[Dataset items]
<<<<
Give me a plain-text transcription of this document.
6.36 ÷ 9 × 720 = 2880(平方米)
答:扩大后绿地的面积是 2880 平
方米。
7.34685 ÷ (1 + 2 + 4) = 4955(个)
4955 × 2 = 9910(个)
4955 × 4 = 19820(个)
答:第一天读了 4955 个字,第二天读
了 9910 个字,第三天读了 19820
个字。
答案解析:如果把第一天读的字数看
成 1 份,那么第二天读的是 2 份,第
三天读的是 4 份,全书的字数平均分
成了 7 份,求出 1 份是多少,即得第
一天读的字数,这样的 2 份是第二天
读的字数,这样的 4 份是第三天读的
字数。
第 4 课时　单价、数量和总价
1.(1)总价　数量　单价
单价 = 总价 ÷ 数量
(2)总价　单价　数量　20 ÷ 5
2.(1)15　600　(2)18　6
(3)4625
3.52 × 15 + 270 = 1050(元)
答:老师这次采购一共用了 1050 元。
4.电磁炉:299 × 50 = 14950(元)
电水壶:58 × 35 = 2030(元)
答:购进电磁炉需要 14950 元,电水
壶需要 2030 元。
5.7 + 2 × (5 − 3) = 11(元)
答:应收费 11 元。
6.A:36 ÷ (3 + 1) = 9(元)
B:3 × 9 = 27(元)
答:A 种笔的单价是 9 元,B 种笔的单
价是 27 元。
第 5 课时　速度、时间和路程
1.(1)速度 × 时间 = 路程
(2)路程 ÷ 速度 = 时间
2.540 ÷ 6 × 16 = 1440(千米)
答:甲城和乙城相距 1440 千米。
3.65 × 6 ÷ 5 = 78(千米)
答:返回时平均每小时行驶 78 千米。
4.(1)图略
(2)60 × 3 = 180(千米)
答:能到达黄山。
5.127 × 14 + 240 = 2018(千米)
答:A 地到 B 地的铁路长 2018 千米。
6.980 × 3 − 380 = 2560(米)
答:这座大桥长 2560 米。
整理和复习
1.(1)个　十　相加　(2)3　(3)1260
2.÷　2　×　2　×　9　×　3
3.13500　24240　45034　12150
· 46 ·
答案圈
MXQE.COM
>>>>
<<<<
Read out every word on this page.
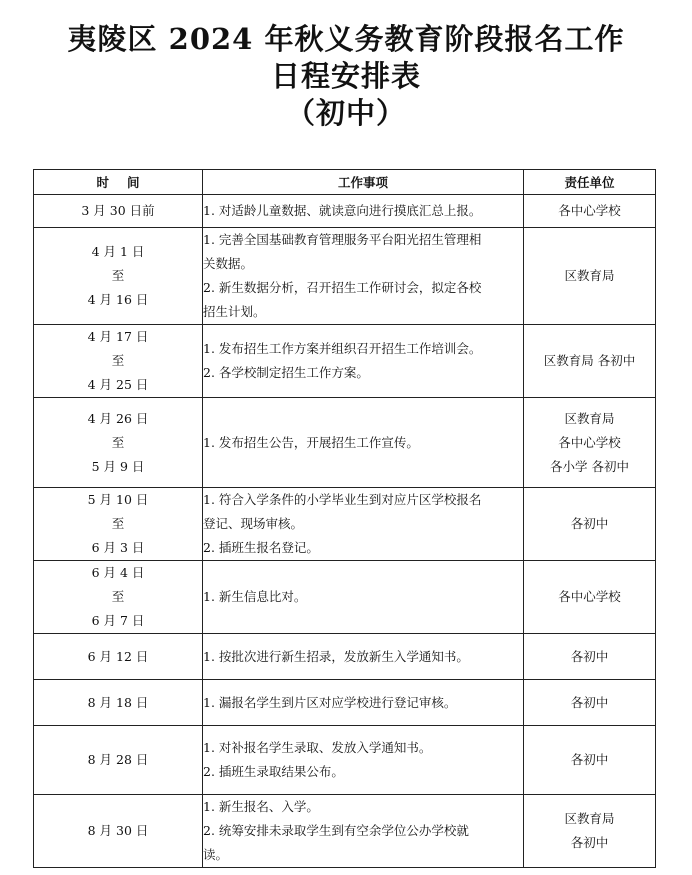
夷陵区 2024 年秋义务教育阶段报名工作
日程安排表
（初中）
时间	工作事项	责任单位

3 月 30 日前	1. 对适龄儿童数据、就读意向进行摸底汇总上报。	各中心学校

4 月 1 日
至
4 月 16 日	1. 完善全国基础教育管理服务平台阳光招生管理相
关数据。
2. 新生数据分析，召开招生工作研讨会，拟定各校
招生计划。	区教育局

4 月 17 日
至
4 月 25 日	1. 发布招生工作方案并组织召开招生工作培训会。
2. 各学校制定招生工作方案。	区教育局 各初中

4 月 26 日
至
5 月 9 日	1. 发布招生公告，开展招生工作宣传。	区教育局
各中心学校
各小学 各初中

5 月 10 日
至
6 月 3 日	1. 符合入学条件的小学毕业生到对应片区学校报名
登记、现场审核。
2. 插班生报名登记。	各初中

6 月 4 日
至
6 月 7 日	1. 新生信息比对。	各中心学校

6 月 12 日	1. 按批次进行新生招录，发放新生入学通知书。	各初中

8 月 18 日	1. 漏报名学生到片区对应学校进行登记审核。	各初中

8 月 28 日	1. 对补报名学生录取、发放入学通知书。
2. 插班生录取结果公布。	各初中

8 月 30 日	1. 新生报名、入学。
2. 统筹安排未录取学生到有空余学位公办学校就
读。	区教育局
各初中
>>>>
<<<<
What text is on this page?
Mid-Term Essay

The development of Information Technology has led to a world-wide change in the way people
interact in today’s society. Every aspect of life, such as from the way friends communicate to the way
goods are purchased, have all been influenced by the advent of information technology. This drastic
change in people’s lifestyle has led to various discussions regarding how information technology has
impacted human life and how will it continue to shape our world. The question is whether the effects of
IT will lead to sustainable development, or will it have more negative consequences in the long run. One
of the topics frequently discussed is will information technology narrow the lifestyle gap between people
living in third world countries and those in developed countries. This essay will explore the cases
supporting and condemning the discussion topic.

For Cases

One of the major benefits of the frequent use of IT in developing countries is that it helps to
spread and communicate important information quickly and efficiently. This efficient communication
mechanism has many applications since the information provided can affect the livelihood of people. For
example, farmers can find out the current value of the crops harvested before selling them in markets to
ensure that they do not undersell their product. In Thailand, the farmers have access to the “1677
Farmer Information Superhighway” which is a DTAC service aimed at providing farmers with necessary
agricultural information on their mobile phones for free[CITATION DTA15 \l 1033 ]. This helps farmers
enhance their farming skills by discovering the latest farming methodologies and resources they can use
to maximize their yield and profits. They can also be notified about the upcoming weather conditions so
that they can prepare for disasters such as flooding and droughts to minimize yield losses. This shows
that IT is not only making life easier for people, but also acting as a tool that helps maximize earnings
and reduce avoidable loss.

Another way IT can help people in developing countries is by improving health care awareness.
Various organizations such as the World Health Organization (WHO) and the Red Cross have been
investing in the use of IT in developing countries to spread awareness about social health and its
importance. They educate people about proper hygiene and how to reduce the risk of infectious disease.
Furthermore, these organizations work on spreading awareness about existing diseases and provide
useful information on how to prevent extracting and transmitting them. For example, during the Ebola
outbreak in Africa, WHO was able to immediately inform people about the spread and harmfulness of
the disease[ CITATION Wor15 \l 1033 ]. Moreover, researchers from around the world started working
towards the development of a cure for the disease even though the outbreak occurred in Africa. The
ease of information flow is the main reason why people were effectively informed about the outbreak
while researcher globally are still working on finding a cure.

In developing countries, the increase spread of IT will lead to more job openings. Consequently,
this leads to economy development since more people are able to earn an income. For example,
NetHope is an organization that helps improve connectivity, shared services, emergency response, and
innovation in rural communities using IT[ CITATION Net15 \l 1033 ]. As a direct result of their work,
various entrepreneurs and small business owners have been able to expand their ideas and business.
>>>>
_WORK TO DO:_
Determine the count of lines in the data above with the string "reduce" in them, and give that count alone.

_SOLVED PROBLEM:_
2